(Exercise aim) In the records below, locate the line containing "What data was", then extract it and all following lines exactly, ending with the last line.

Dataset entries on figures:
- - - - -
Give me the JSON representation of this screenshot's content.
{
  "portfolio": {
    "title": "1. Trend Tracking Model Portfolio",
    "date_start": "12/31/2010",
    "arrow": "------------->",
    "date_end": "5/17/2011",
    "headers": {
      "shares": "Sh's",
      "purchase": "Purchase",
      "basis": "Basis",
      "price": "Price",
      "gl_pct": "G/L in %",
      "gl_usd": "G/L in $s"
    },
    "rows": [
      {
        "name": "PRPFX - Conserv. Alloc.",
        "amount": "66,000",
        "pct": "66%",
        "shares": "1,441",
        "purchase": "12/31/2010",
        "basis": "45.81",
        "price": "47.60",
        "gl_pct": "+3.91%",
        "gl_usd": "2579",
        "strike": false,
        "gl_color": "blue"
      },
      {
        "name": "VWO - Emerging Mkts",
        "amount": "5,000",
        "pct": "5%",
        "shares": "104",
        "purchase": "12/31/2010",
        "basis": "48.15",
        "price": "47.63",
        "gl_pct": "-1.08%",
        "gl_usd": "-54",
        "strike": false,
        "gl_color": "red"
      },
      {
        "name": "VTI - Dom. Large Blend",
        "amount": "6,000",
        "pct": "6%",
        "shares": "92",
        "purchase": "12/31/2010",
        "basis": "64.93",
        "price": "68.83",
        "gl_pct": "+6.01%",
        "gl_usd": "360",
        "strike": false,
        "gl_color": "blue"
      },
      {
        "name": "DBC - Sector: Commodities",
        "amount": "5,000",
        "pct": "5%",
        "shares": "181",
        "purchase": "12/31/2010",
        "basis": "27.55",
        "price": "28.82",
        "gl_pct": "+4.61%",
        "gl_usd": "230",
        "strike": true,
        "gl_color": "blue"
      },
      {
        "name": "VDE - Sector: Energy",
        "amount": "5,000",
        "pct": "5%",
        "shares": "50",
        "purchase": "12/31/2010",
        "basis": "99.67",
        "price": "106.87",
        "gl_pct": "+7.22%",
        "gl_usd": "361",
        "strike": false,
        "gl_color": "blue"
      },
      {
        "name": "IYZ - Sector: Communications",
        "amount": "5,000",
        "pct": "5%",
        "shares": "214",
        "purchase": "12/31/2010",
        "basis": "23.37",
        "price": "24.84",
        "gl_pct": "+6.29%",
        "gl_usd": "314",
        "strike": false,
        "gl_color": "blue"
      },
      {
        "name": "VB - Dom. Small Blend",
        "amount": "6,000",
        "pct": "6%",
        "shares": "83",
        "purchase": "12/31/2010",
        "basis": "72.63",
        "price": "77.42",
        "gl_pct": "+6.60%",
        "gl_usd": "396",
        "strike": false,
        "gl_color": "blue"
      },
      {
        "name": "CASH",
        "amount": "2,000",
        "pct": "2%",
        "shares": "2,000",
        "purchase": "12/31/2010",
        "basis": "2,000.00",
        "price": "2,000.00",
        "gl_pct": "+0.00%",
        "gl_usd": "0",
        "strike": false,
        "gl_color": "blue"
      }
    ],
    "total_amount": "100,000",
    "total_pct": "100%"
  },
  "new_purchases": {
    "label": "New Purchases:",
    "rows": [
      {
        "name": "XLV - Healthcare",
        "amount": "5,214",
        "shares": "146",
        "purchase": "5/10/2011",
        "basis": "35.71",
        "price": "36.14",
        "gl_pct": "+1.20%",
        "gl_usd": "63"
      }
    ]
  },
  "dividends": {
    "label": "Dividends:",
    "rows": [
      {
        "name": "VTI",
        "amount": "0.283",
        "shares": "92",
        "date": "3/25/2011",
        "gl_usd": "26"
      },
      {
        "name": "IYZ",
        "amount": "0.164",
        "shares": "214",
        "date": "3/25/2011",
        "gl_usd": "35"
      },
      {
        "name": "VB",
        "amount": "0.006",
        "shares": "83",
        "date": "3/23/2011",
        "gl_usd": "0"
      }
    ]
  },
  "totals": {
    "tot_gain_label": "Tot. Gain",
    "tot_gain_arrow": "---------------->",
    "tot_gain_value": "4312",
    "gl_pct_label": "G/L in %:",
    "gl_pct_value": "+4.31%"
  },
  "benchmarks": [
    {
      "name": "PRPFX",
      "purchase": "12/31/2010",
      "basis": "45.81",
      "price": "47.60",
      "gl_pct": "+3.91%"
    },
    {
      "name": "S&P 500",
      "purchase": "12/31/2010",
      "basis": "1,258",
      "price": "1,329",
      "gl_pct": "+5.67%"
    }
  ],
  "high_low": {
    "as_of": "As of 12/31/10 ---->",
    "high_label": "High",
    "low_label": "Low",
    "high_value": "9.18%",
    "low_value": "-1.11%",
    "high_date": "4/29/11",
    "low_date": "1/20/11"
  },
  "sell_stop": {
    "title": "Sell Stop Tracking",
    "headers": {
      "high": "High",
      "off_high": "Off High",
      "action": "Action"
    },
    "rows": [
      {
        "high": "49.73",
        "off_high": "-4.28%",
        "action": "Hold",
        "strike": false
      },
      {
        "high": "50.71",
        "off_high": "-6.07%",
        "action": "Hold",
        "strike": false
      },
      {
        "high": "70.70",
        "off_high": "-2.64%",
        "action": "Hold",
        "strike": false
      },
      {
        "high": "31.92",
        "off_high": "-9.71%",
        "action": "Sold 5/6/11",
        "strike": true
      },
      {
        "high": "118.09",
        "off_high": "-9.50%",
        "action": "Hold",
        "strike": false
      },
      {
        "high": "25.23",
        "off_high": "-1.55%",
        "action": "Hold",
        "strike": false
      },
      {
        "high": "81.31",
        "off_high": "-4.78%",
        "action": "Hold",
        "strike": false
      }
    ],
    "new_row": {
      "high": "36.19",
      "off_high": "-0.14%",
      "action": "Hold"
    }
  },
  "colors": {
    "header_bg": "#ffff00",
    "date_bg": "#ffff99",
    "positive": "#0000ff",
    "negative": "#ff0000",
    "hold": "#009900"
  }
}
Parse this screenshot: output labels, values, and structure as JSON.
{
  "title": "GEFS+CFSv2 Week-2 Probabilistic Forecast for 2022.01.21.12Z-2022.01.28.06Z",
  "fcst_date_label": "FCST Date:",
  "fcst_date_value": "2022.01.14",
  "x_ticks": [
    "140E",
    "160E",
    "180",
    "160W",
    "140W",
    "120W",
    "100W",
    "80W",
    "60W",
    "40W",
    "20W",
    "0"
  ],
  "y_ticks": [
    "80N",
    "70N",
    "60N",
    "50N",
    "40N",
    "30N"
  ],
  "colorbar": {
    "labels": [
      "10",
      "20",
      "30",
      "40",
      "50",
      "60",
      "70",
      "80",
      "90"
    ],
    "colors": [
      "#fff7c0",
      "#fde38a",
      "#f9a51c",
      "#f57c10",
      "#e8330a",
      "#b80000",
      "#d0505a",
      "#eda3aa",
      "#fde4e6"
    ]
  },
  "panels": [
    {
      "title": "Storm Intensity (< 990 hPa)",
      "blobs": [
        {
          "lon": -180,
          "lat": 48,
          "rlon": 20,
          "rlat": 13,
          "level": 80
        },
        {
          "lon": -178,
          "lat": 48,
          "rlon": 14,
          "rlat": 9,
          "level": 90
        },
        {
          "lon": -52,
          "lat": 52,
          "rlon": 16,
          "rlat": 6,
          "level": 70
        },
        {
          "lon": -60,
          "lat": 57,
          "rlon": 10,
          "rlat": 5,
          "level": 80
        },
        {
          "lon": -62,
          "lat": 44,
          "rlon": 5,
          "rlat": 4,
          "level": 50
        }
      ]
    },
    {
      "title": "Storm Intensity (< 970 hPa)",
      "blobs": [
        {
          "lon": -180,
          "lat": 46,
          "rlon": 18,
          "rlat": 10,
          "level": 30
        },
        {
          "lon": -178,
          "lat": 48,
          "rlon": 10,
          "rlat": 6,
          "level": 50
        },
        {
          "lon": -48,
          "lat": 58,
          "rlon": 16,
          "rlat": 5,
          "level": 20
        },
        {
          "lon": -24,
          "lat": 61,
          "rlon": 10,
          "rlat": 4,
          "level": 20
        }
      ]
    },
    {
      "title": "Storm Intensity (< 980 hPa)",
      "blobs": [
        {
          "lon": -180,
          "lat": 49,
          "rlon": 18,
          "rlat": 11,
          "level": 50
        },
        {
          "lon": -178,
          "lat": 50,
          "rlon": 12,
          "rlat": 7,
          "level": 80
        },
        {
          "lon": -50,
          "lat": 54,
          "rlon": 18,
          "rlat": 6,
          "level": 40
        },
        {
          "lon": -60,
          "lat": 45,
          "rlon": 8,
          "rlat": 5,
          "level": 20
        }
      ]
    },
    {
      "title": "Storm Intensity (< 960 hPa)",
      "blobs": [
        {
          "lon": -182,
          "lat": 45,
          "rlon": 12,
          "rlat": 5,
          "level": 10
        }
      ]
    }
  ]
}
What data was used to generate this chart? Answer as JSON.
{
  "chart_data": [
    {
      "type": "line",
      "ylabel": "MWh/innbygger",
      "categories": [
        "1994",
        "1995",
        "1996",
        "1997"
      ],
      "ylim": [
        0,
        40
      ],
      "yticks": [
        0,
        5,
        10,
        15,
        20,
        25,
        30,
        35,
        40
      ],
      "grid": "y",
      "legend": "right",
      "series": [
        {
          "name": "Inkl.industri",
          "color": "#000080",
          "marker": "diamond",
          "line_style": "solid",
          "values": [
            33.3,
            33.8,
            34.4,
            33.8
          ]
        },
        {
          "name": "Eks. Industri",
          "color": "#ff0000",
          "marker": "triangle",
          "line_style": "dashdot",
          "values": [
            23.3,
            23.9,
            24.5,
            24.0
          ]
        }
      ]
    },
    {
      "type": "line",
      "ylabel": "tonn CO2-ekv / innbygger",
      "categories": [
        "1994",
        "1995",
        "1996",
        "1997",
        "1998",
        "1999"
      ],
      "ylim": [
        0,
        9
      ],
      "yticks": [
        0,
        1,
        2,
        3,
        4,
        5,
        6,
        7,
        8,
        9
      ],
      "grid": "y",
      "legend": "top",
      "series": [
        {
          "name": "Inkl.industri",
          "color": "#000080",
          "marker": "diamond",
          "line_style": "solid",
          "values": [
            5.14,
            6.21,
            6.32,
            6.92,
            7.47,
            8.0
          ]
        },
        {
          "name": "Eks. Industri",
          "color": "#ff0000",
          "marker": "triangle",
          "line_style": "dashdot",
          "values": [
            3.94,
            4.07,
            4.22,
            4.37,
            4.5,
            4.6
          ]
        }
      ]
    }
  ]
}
- - - - -
(Right answer)
What data was used to generate this chart? Answer as JSON.
{
  "chart_data": [
    {
      "type": "line",
      "ylabel": "MWh/innbygger",
      "categories": [
        "1994",
        "1995",
        "1996",
        "1997"
      ],
      "ylim": [
        0,
        40
      ],
      "yticks": [
        0,
        5,
        10,
        15,
        20,
        25,
        30,
        35,
        40
      ],
      "grid": "y",
      "legend": "right",
      "series": [
        {
          "name": "Inkl.industri",
          "color": "#000080",
          "marker": "diamond",
          "line_style": "solid",
          "values": [
            33.3,
            33.8,
            34.4,
            33.8
          ]
        },
        {
          "name": "Eks. Industri",
          "color": "#ff0000",
          "marker": "triangle",
          "line_style": "dashdot",
          "values": [
            23.3,
            23.9,
            24.5,
            24.0
          ]
        }
      ]
    },
    {
      "type": "line",
      "ylabel": "tonn CO2-ekv / innbygger",
      "categories": [
        "1994",
        "1995",
        "1996",
        "1997",
        "1998",
        "1999"
      ],
      "ylim": [
        0,
        9
      ],
      "yticks": [
        0,
        1,
        2,
        3,
        4,
        5,
        6,
        7,
        8,
        9
      ],
      "grid": "y",
      "legend": "top",
      "series": [
        {
          "name": "Inkl.industri",
          "color": "#000080",
          "marker": "diamond",
          "line_style": "solid",
          "values": [
            5.14,
            6.21,
            6.32,
            6.92,
            7.47,
            8.0
          ]
        },
        {
          "name": "Eks. Industri",
          "color": "#ff0000",
          "marker": "triangle",
          "line_style": "dashdot",
          "values": [
            3.94,
            4.07,
            4.22,
            4.37,
            4.5,
            4.6
          ]
        }
      ]
    }
  ]
}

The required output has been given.